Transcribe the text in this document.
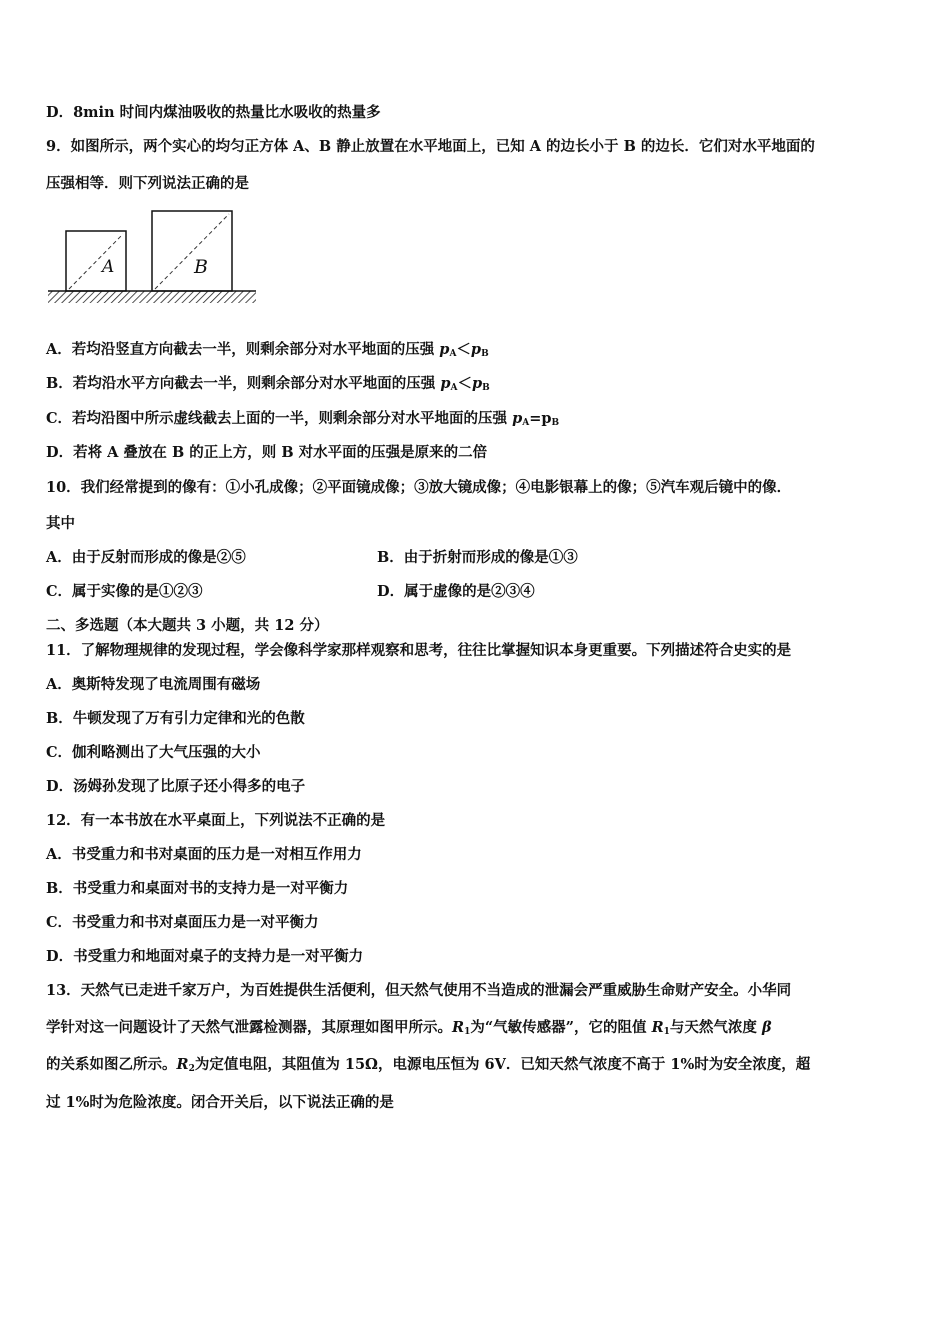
D．8min 时间内煤油吸收的热量比水吸收的热量多
9．如图所示，两个实心的均匀正方体 A、B 静止放置在水平地面上，已知 A 的边长小于 B 的边长．它们对水平地面的
压强相等．则下列说法正确的是
A	B
A．若均沿竖直方向截去一半，则剩余部分对水平地面的压强 $p_A<p_B$
B．若均沿水平方向截去一半，则剩余部分对水平地面的压强 $p_A<p_B$
C．若均沿图中所示虚线截去上面的一半，则剩余部分对水平地面的压强 $p_A=p_B$
D．若将 A 叠放在 B 的正上方，则 B 对水平面的压强是原来的二倍
10．我们经常提到的像有：①小孔成像；②平面镜成像；③放大镜成像；④电影银幕上的像；⑤汽车观后镜中的像．
其中
A．由于反射而形成的像是②⑤	B．由于折射而形成的像是①③
C．属于实像的是①②③	D．属于虚像的是②③④
二、多选题（本大题共 3 小题，共 12 分）
11．了解物理规律的发现过程，学会像科学家那样观察和思考，往往比掌握知识本身更重要。下列描述符合史实的是
A．奥斯特发现了电流周围有磁场
B．牛顿发现了万有引力定律和光的色散
C．伽利略测出了大气压强的大小
D．汤姆孙发现了比原子还小得多的电子
12．有一本书放在水平桌面上，下列说法不正确的是
A．书受重力和书对桌面的压力是一对相互作用力
B．书受重力和桌面对书的支持力是一对平衡力
C．书受重力和书对桌面压力是一对平衡力
D．书受重力和地面对桌子的支持力是一对平衡力
13．天然气已走进千家万户，为百姓提供生活便利，但天然气使用不当造成的泄漏会严重威胁生命财产安全。小华同
学针对这一问题设计了天然气泄露检测器，其原理如图甲所示。$R_1$为“气敏传感器”，它的阻值 $R_1$与天然气浓度 β
的关系如图乙所示。$R_2$为定值电阻，其阻值为 15Ω，电源电压恒为 6V．已知天然气浓度不高于 1%时为安全浓度，超
过 1%时为危险浓度。闭合开关后，以下说法正确的是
-*-
* **REQUIRED TASK**: Copy out each line of the data containing the string "则剩余部分对水平地面的压强".

* **TASK RESPONSE**:
A．若均沿竖直方向截去一半，则剩余部分对水平地面的压强 $p_A<p_B$
B．若均沿水平方向截去一半，则剩余部分对水平地面的压强 $p_A<p_B$
C．若均沿图中所示虚线截去上面的一半，则剩余部分对水平地面的压强 $p_A=p_B$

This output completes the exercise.